## [Listed records]
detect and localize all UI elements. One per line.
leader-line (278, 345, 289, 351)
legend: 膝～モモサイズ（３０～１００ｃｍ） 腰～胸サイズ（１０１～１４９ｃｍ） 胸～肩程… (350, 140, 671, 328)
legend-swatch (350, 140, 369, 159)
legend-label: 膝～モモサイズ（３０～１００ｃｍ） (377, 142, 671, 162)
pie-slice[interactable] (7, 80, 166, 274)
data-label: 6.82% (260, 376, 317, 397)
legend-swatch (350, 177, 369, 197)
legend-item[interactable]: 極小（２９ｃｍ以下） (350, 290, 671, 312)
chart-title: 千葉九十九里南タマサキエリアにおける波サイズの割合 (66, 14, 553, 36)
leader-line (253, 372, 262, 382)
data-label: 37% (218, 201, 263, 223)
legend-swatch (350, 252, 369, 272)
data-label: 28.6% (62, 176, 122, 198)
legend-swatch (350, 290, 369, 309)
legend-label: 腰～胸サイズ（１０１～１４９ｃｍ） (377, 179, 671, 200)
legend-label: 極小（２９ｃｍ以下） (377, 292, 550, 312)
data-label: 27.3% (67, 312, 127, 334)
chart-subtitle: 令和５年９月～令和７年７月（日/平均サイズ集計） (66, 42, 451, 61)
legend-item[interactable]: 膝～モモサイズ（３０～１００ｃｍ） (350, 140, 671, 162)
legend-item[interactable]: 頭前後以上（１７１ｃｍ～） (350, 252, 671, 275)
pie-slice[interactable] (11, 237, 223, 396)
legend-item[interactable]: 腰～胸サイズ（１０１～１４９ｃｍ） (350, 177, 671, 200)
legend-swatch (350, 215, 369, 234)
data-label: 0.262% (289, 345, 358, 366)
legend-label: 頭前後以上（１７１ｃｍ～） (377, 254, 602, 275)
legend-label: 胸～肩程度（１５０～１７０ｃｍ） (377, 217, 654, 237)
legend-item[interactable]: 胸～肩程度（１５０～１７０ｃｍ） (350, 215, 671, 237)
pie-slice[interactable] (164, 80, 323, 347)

## [Description of the task]
Reproduce all of the material above line for line, with every character kept as it is.

## [Answer to this exercise]
detect and localize all UI elements. One per line.
leader-line (278, 345, 289, 351)
legend: 膝～モモサイズ（３０～１００ｃｍ） 腰～胸サイズ（１０１～１４９ｃｍ） 胸～肩程… (350, 140, 671, 328)
legend-swatch (350, 140, 369, 159)
legend-label: 膝～モモサイズ（３０～１００ｃｍ） (377, 142, 671, 162)
pie-slice[interactable] (7, 80, 166, 274)
data-label: 6.82% (260, 376, 317, 397)
legend-swatch (350, 177, 369, 197)
legend-item[interactable]: 極小（２９ｃｍ以下） (350, 290, 671, 312)
chart-title: 千葉九十九里南タマサキエリアにおける波サイズの割合 (66, 14, 553, 36)
leader-line (253, 372, 262, 382)
data-label: 37% (218, 201, 263, 223)
legend-swatch (350, 252, 369, 272)
data-label: 28.6% (62, 176, 122, 198)
legend-swatch (350, 290, 369, 309)
legend-label: 腰～胸サイズ（１０１～１４９ｃｍ） (377, 179, 671, 200)
legend-label: 極小（２９ｃｍ以下） (377, 292, 550, 312)
data-label: 27.3% (67, 312, 127, 334)
chart-subtitle: 令和５年９月～令和７年７月（日/平均サイズ集計） (66, 42, 451, 61)
legend-item[interactable]: 膝～モモサイズ（３０～１００ｃｍ） (350, 140, 671, 162)
legend-item[interactable]: 頭前後以上（１７１ｃｍ～） (350, 252, 671, 275)
pie-slice[interactable] (11, 237, 223, 396)
legend-item[interactable]: 腰～胸サイズ（１０１～１４９ｃｍ） (350, 177, 671, 200)
legend-swatch (350, 215, 369, 234)
data-label: 0.262% (289, 345, 358, 366)
legend-label: 頭前後以上（１７１ｃｍ～） (377, 254, 602, 275)
legend-label: 胸～肩程度（１５０～１７０ｃｍ） (377, 217, 654, 237)
legend-item[interactable]: 胸～肩程度（１５０～１７０ｃｍ） (350, 215, 671, 237)
pie-slice[interactable] (164, 80, 323, 347)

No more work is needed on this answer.